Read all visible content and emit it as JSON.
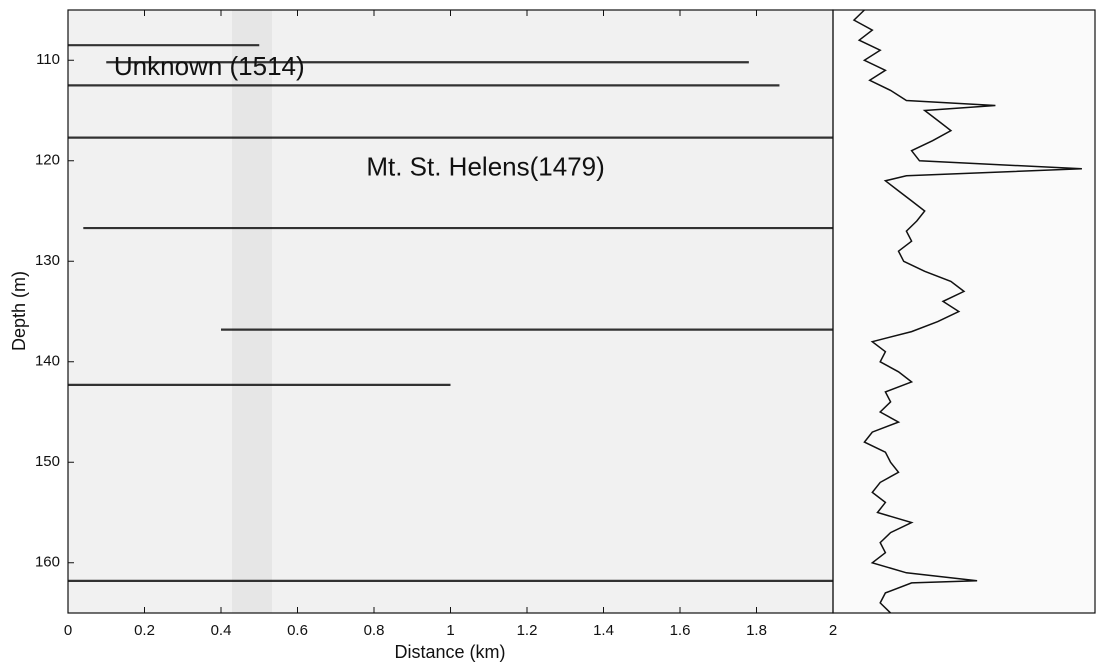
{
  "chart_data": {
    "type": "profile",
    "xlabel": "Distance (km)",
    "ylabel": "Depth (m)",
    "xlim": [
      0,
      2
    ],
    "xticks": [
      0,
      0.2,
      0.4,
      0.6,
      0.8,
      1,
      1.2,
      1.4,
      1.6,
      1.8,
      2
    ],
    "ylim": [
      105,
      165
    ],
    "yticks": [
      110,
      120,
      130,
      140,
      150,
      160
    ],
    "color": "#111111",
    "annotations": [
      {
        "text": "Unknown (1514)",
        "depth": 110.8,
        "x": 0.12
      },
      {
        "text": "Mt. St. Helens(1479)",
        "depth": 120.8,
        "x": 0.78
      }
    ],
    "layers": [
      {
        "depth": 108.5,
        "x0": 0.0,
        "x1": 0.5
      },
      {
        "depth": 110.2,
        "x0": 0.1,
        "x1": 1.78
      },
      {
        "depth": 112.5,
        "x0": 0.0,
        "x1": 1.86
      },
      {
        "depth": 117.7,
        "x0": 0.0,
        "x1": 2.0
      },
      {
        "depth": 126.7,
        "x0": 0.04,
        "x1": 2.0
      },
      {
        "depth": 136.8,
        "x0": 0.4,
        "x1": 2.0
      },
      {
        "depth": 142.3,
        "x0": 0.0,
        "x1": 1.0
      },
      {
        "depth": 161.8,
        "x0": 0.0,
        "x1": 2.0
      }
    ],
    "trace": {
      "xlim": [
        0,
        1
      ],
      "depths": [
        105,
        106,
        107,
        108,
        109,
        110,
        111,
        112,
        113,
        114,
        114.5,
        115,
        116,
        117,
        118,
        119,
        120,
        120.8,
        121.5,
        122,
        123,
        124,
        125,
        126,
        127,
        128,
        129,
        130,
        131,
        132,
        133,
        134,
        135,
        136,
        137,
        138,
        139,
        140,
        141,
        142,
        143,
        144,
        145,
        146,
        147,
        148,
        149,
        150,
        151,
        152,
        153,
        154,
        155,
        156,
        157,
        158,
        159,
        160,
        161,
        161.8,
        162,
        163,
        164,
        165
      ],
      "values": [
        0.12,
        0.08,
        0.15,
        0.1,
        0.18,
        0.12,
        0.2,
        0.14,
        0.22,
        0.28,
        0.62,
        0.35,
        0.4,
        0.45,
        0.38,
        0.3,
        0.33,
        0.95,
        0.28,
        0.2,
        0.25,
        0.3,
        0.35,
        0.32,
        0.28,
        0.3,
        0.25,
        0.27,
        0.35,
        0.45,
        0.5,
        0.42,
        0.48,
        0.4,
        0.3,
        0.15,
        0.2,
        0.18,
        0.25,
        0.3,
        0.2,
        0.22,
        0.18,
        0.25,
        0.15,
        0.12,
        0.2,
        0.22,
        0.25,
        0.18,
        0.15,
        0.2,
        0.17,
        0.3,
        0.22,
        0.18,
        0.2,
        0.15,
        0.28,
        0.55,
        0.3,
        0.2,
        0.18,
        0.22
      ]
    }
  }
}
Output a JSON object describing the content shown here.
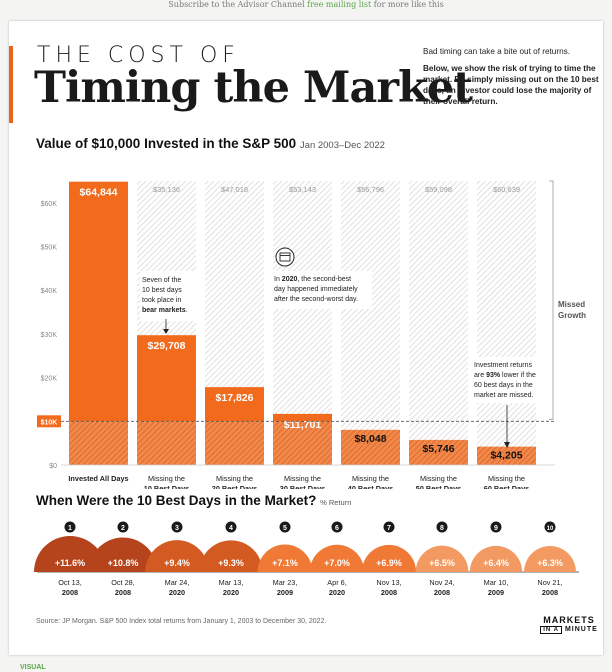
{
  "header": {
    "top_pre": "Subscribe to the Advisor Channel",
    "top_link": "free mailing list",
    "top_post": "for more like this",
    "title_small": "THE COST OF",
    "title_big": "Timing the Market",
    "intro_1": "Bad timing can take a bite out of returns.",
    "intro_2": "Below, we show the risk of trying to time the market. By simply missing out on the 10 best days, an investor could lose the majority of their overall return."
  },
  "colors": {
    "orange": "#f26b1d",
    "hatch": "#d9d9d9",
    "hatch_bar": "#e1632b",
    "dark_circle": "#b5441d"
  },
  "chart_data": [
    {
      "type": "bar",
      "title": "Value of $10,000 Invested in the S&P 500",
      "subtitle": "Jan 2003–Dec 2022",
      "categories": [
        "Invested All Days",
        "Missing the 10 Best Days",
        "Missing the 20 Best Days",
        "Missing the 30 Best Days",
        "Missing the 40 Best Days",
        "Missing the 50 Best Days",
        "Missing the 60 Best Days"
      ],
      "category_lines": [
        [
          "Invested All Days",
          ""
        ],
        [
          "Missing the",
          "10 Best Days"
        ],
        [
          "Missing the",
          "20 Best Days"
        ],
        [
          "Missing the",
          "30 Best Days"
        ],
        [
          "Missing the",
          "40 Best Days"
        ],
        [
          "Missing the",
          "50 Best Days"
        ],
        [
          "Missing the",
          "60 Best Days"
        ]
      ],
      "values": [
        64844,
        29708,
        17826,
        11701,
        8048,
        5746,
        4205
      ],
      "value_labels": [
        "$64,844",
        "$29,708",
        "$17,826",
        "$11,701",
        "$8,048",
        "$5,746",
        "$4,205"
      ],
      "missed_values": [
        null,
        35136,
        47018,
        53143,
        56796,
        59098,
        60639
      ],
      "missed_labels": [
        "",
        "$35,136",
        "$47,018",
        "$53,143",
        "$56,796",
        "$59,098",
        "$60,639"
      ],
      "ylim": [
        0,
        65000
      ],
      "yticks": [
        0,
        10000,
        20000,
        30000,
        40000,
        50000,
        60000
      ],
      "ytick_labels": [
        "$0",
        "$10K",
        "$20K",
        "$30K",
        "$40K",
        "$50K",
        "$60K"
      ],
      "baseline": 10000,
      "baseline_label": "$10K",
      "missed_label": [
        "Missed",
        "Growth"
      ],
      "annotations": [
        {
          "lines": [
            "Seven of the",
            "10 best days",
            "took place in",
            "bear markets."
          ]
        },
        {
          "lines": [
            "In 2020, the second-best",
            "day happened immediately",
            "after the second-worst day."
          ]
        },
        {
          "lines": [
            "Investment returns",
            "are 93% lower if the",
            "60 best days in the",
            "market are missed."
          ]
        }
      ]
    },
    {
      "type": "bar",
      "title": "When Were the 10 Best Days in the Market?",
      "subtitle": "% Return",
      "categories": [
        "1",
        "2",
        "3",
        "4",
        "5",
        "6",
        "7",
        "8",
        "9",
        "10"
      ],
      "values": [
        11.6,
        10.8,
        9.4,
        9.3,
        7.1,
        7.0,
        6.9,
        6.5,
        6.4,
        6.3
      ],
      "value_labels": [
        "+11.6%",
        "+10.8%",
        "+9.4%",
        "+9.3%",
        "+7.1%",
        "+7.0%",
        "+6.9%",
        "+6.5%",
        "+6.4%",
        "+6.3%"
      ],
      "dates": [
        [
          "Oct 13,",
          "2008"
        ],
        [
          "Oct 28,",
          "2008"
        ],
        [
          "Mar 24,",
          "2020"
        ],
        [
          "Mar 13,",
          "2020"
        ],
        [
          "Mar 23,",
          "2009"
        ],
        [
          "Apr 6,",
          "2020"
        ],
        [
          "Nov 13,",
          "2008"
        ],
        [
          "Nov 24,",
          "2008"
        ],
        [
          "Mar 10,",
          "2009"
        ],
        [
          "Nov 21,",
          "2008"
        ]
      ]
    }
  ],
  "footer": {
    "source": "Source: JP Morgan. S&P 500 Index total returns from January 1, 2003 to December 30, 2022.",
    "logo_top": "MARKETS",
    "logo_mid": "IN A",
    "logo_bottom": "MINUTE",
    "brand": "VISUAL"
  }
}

· · ·

§ **WHAT YOU NEED TO DO**
Go through the material line by line. Show each line that contains the string "subtitle".

§ **FULL SOLUTION**
      "subtitle": "Jan 2003–Dec 2022",
      "subtitle": "% Return",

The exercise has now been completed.